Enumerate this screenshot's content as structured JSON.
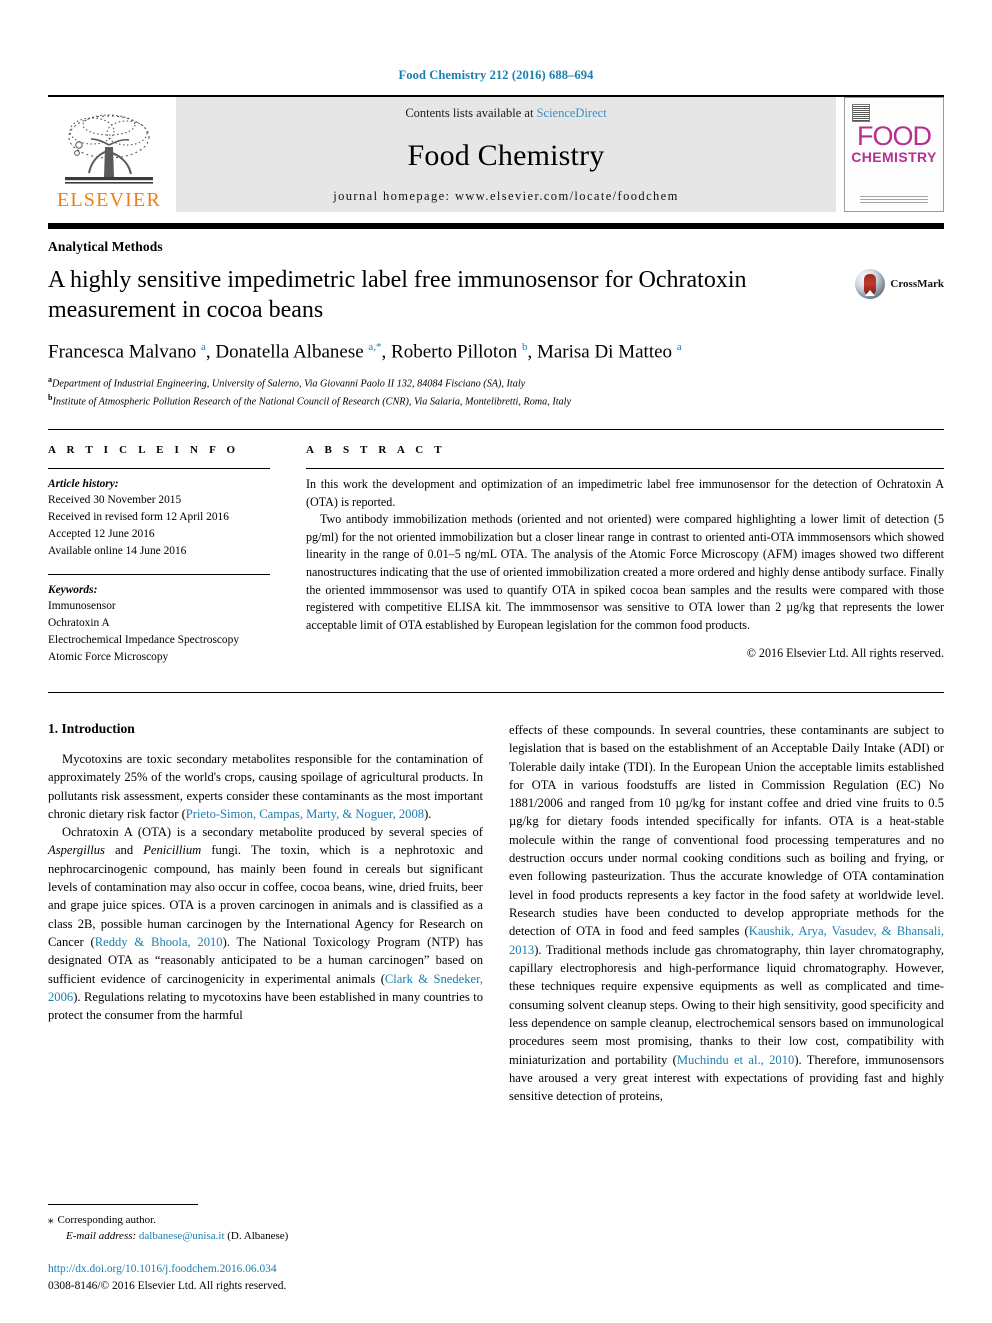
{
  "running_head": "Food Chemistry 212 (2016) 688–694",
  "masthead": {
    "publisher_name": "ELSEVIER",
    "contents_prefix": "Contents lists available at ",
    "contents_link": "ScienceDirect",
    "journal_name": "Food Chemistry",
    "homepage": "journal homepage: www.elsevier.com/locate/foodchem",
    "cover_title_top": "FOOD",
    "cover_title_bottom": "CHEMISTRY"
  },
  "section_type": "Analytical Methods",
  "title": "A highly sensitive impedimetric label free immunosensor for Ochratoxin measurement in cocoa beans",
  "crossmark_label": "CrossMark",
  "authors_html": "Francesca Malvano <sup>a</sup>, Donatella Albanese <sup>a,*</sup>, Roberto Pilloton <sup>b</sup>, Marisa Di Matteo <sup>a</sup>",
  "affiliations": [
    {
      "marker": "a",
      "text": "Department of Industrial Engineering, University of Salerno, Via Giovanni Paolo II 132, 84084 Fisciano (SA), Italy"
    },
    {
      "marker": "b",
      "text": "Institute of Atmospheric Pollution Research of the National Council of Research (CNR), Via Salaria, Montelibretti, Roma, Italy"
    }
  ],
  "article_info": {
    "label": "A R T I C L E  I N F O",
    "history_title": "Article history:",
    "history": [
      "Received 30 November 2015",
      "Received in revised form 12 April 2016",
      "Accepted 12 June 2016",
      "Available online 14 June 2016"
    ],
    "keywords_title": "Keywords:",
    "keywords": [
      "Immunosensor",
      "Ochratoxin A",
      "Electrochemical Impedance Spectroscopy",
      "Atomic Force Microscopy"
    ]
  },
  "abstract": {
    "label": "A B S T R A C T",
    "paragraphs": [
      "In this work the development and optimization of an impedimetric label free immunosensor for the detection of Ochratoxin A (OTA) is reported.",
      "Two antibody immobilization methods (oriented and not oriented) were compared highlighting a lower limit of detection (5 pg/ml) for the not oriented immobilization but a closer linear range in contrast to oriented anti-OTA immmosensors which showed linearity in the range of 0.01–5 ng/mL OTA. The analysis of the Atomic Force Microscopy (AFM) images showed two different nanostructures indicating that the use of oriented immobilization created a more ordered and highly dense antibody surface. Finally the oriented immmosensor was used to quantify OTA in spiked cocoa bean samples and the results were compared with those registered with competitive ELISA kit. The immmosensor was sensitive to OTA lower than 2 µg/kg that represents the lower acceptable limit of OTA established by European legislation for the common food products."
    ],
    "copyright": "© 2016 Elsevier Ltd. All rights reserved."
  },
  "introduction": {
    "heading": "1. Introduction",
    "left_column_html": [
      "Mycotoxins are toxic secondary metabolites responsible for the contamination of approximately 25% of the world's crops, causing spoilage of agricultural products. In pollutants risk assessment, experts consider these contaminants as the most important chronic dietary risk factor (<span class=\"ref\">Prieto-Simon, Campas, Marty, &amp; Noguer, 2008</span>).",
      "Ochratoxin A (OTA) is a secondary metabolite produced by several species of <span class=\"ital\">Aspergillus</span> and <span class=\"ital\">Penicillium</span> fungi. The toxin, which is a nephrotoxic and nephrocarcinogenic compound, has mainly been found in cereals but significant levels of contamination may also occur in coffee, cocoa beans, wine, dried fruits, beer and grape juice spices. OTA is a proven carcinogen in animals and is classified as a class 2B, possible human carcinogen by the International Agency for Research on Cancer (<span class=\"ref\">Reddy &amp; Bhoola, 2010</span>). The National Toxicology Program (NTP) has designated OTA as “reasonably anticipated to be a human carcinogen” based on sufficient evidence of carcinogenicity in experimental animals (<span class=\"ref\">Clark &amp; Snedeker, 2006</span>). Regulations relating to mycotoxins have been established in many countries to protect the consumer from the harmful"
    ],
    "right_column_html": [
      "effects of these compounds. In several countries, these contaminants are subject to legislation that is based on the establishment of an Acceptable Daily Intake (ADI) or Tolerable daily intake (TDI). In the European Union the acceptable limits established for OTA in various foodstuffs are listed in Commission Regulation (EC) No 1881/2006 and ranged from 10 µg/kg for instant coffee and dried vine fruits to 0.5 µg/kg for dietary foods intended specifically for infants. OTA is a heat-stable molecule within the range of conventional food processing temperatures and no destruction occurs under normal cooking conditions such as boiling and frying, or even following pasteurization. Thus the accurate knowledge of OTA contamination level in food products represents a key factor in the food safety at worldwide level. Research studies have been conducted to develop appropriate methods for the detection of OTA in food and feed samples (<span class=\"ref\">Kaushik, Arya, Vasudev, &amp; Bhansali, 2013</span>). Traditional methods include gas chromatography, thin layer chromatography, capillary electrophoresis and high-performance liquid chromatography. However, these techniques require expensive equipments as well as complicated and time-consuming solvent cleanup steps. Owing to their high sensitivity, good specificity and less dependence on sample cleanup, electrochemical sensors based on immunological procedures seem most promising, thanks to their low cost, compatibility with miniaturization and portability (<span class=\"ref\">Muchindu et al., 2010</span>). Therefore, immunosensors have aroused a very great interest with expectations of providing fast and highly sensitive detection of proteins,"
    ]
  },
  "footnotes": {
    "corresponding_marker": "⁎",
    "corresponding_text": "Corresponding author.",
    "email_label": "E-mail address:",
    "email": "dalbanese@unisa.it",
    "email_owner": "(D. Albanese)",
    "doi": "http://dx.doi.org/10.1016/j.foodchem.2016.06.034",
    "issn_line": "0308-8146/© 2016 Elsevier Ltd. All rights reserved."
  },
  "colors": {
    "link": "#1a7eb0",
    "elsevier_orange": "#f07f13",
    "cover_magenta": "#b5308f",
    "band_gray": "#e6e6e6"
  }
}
· · · ·
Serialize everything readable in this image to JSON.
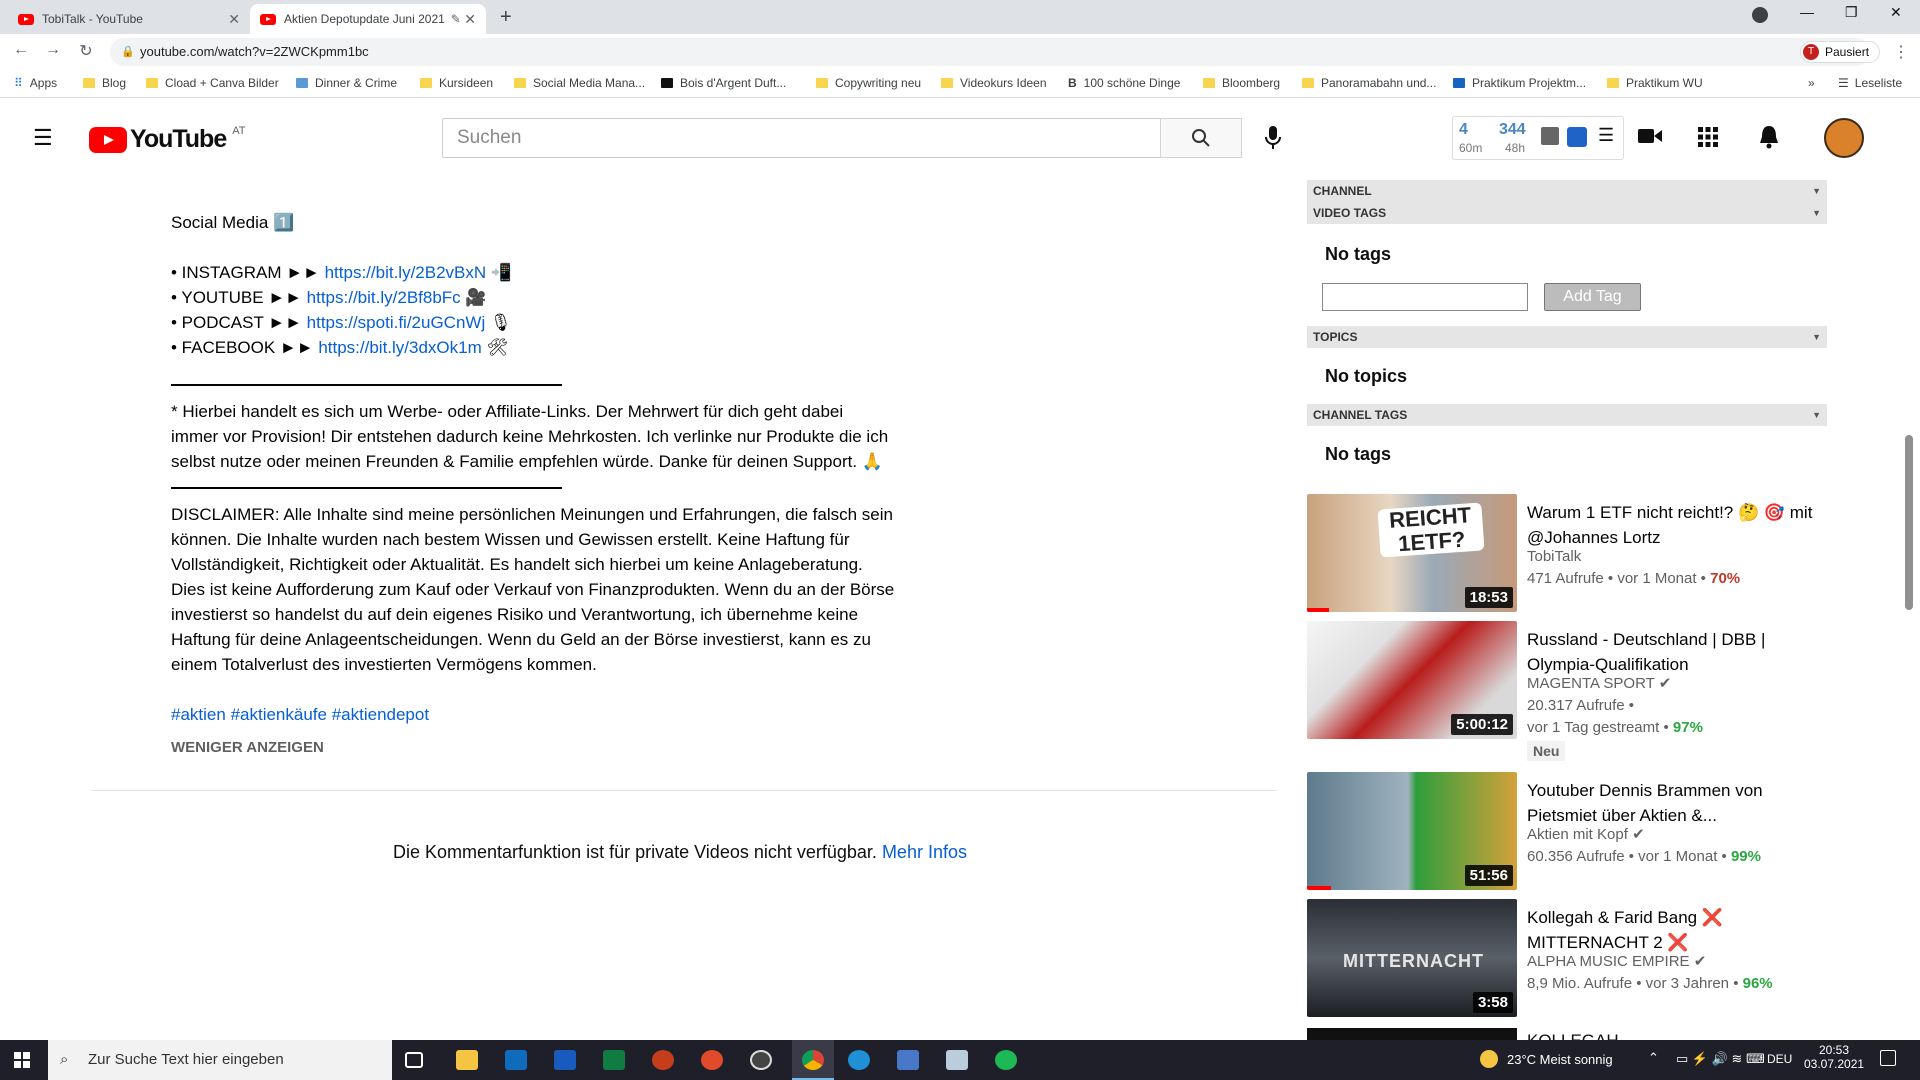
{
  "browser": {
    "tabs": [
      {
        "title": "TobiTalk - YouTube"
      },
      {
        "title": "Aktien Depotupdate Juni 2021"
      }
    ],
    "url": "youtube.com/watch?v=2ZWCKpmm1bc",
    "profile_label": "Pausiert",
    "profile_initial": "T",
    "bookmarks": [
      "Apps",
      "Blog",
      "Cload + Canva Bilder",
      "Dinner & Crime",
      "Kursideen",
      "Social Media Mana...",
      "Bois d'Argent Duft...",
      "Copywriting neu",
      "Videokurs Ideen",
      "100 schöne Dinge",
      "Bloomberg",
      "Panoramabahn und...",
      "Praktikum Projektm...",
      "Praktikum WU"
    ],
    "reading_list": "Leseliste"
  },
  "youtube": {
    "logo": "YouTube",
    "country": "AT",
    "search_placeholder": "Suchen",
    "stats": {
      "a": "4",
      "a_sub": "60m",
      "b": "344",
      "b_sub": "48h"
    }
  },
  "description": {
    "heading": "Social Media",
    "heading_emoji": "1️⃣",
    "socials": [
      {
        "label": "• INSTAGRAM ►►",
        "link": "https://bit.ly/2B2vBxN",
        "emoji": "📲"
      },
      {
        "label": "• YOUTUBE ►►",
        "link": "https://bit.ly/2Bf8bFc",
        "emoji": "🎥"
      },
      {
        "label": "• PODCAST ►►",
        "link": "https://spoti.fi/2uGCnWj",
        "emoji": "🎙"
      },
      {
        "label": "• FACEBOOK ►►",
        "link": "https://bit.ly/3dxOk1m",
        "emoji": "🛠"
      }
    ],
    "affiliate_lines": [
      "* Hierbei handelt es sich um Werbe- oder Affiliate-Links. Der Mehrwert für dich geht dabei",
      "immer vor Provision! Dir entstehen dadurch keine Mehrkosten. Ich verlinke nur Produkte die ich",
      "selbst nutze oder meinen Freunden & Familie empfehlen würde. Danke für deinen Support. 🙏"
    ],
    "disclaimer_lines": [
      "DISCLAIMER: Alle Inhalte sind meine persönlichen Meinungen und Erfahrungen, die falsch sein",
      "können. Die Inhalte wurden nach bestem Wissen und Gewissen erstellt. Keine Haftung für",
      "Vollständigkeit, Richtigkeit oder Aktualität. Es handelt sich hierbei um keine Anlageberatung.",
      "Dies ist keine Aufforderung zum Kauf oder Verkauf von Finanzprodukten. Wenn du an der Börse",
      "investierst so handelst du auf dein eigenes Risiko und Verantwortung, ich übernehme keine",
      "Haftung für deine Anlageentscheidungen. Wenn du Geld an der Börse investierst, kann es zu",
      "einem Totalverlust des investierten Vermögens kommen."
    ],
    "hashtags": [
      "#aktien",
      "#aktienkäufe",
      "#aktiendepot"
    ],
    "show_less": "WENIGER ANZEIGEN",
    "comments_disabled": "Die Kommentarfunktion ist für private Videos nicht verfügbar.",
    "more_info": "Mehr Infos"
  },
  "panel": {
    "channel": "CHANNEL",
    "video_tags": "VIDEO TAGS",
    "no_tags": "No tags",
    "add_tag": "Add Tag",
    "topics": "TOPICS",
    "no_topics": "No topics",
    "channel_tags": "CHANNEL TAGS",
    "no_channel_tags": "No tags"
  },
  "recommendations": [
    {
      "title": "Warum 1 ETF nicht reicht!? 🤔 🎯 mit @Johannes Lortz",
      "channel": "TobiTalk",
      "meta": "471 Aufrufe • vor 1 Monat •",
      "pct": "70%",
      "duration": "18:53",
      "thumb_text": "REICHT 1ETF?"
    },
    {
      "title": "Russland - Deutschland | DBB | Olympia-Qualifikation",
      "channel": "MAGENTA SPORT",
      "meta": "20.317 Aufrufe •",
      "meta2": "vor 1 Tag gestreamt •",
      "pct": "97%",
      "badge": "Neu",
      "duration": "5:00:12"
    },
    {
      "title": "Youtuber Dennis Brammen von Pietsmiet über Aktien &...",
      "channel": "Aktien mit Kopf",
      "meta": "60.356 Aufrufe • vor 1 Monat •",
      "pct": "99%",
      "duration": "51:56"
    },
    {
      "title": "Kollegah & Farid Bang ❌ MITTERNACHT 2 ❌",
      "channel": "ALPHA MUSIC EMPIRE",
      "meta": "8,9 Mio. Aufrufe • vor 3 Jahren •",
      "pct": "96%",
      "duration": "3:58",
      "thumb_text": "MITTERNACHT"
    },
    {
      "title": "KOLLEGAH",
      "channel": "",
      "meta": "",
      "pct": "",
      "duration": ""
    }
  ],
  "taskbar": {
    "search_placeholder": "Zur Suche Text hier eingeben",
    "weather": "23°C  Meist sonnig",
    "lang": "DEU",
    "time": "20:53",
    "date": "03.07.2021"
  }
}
· · · ·
What is required:
The word "Haftung" occurs on some lines of the data. Give the number of those lines only.

Task result:
2